◆ Brief
Write out each entry again. Keep every word exactly as it is.

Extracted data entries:
━━━━━━━━━━
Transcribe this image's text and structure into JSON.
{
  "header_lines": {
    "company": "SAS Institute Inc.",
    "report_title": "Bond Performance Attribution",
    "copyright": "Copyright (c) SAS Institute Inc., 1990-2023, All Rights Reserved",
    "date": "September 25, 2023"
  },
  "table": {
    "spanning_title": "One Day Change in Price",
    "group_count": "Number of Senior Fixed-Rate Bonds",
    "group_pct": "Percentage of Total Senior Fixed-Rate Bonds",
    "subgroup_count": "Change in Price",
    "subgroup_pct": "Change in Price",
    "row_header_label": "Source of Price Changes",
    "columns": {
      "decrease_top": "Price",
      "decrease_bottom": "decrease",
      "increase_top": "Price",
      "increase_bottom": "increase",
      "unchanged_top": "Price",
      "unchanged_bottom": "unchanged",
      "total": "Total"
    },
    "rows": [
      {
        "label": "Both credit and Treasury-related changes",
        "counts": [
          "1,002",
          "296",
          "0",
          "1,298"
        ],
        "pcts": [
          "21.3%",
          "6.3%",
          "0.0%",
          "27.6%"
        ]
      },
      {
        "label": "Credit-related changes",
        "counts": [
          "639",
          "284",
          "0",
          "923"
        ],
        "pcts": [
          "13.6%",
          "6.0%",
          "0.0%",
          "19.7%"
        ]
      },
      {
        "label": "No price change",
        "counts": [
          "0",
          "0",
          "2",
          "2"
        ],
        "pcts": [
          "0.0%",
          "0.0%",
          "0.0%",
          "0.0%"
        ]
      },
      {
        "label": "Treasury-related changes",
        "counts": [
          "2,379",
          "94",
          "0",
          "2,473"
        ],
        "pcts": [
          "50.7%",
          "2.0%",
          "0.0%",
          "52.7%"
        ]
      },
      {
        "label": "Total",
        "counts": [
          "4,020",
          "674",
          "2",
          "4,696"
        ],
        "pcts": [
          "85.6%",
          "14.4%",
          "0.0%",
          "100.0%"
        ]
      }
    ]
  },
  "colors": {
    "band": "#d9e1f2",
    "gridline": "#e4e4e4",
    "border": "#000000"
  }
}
━━━━━━━━━━
◆ Solution to this task
Transcribe this image's text and structure into JSON.
{
  "header_lines": {
    "company": "SAS Institute Inc.",
    "report_title": "Bond Performance Attribution",
    "copyright": "Copyright (c) SAS Institute Inc., 1990-2023, All Rights Reserved",
    "date": "September 25, 2023"
  },
  "table": {
    "spanning_title": "One Day Change in Price",
    "group_count": "Number of Senior Fixed-Rate Bonds",
    "group_pct": "Percentage of Total Senior Fixed-Rate Bonds",
    "subgroup_count": "Change in Price",
    "subgroup_pct": "Change in Price",
    "row_header_label": "Source of Price Changes",
    "columns": {
      "decrease_top": "Price",
      "decrease_bottom": "decrease",
      "increase_top": "Price",
      "increase_bottom": "increase",
      "unchanged_top": "Price",
      "unchanged_bottom": "unchanged",
      "total": "Total"
    },
    "rows": [
      {
        "label": "Both credit and Treasury-related changes",
        "counts": [
          "1,002",
          "296",
          "0",
          "1,298"
        ],
        "pcts": [
          "21.3%",
          "6.3%",
          "0.0%",
          "27.6%"
        ]
      },
      {
        "label": "Credit-related changes",
        "counts": [
          "639",
          "284",
          "0",
          "923"
        ],
        "pcts": [
          "13.6%",
          "6.0%",
          "0.0%",
          "19.7%"
        ]
      },
      {
        "label": "No price change",
        "counts": [
          "0",
          "0",
          "2",
          "2"
        ],
        "pcts": [
          "0.0%",
          "0.0%",
          "0.0%",
          "0.0%"
        ]
      },
      {
        "label": "Treasury-related changes",
        "counts": [
          "2,379",
          "94",
          "0",
          "2,473"
        ],
        "pcts": [
          "50.7%",
          "2.0%",
          "0.0%",
          "52.7%"
        ]
      },
      {
        "label": "Total",
        "counts": [
          "4,020",
          "674",
          "2",
          "4,696"
        ],
        "pcts": [
          "85.6%",
          "14.4%",
          "0.0%",
          "100.0%"
        ]
      }
    ]
  },
  "colors": {
    "band": "#d9e1f2",
    "gridline": "#e4e4e4",
    "border": "#000000"
  }
}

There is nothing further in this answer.